## What this exercise asks
**1)** In the Livent securities litigation court record, which law firm represented Defendant Deloitte Touche?
**2)** Continue the Livent securities litigation court record, picking up after its final line.
----- Text segment -----
In re Livent, Inc. Securities Litigation

Decision Date10 December 1999
Docket NumberNo. 98 Civ. 5686 (RWS).,98 Civ. 5686 (RWS).
Citation78 F.Supp.2d 194
PartiesIn re LIVENT, INC. SECURITIES LITIGATION. This Document Relates to All Actions.
CourtU.S. District Court — Southern District of New York

Beatie and Osborn, New York City (Daniel A. Osborn, of counsel), Berger & Montague, Philadelphia, PA (Sherrie R. Savett, Jeanne A. Markey, Arthur Stock, of counsel), Shiffrin & Barroway, Bala Cynwyd, PA (Marc A. Topaz, of counsel), for Plaintiffs.

Gibson, Dunn & Crutcher, New York City (John T. Behrendt, Peter J. Beshar, Deborah Verdile, of counsel), for Defendant Deloitte Touche.

Wachtell, Lipton, Rosen & Katz, New York City (Eric M. Roth, Elaine Golin, of counsel), for Defendant A. Alfred Taubman.

Weil, Gotshal & Manges, New York City (Greg A. Danilow, Stephen A. Radin, of counsel), for Defendant H. Garfield Emerson.

O'Sullivan Graev & Karabell, New York City (Bradley J. Butwin, Jonathan Rosenberg, of counsel), for Defendant Martin Goldfarb.
----- Dataset -----
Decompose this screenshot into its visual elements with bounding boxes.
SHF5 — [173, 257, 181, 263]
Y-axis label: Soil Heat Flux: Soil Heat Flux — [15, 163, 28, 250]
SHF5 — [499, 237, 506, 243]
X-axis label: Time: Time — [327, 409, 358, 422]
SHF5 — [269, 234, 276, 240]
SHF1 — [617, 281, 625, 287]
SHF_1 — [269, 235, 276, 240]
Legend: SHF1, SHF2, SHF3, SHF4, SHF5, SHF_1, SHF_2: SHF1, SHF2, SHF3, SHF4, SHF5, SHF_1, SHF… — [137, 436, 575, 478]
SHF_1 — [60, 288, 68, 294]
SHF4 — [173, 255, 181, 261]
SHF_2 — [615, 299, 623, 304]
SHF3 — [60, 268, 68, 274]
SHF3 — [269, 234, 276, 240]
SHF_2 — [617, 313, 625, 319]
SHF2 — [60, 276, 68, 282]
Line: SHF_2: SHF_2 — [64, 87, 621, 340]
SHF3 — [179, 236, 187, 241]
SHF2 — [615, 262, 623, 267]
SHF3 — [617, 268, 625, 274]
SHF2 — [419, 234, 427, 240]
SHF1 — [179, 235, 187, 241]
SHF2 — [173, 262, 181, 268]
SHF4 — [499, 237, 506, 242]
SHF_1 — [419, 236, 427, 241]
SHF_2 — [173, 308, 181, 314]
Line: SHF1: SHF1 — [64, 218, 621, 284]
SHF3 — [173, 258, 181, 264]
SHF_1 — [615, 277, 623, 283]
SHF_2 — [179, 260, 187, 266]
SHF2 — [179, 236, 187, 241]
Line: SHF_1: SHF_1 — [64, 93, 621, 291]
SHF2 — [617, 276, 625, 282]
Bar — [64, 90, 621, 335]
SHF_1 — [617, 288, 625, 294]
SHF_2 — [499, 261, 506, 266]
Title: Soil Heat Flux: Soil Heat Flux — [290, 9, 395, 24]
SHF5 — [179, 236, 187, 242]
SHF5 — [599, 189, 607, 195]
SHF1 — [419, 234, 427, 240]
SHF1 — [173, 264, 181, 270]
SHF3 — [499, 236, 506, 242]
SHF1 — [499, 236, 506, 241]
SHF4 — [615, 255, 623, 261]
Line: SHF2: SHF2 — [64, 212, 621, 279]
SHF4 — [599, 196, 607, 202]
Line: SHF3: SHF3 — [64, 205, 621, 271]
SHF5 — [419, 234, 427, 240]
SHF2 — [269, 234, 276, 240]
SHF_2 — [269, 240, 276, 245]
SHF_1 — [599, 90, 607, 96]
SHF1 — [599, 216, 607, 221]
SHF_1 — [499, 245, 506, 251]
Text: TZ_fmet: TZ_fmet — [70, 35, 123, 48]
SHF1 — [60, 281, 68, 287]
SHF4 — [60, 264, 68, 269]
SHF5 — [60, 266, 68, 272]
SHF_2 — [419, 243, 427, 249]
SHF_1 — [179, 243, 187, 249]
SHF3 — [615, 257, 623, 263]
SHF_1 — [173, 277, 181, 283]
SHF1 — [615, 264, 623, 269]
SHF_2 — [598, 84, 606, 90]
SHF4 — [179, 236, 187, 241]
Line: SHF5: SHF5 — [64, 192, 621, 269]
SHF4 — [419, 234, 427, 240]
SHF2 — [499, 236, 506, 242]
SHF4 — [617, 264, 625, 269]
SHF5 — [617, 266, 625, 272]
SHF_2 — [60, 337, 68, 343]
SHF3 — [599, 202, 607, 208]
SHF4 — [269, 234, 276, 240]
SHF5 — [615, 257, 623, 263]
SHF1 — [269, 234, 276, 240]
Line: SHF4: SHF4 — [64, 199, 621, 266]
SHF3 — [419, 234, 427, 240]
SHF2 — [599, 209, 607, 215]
-----
## Per-task outputs
**1)** Gibson, Dunn & Crutcher, New York City.

**2)**
Fried, Frank, Harris, Shriver & Jacobson, New York City (Harvey L. Pitt, Mark J. Stein, of counsel), for Defendant Garth H. Drabinsky.

Richards Spears Kibbe & Orbe, New York City (Lee S. Richards, Daniel C. Zinman, of counsel), for Defendant Myron Gottlieb.

Morvillo, Abramowitz, Grand, Iason & Silberberg, New York City (Barry A. Bohrer, James C. Dugan, of counsel), for Defendant Maria M. Messina.

Davis Weber & Edwards, New York City (Sidney Davis, Stacy Kellner Rosenberg, of counsel), for Defendant Robert Topol.

OPINION

SWEET, District Judge.

Defendants Garth A. Drabinsky ("Drabinsky"), Myron Gottlieb ("Gottlieb"), Robert Topol ("Topol"), Maria M. Messina ("Messina"), H. Garfield Emerson ("Emerson"), Martin Goldfarb ("Goldfarb"), A. Alfred Taubman ("Taubman"),1 and Deloitte & Touche Canada ("D & T"), have moved to dismiss this action, pursuant to Rule 9(b) of the Federal Rules of Civil Procedure, for failure to plead scienter and fraud with sufficient particularity. Additionally, Drabinsky, Gottlieb, Topol, Messina, and D & T move to dismiss on the grounds of forum non conveniens. Drabinsky and Gottlieb further move, pursuant to Rule 12(f), to strike certain allegations in Plaintiffs' complaint. For the reasons set forth below, the motions are granted in part and denied in part.

The Parties

Plaintiffs are members of a class of persons (the "Class") who purchased or acquired the common stock of Livent, Inc. ("Livent" or the "Company") between March 5, 1996 and August 7, 1998 (the "Class Period"). The Class representatives include both U.S. and Canadian citizens.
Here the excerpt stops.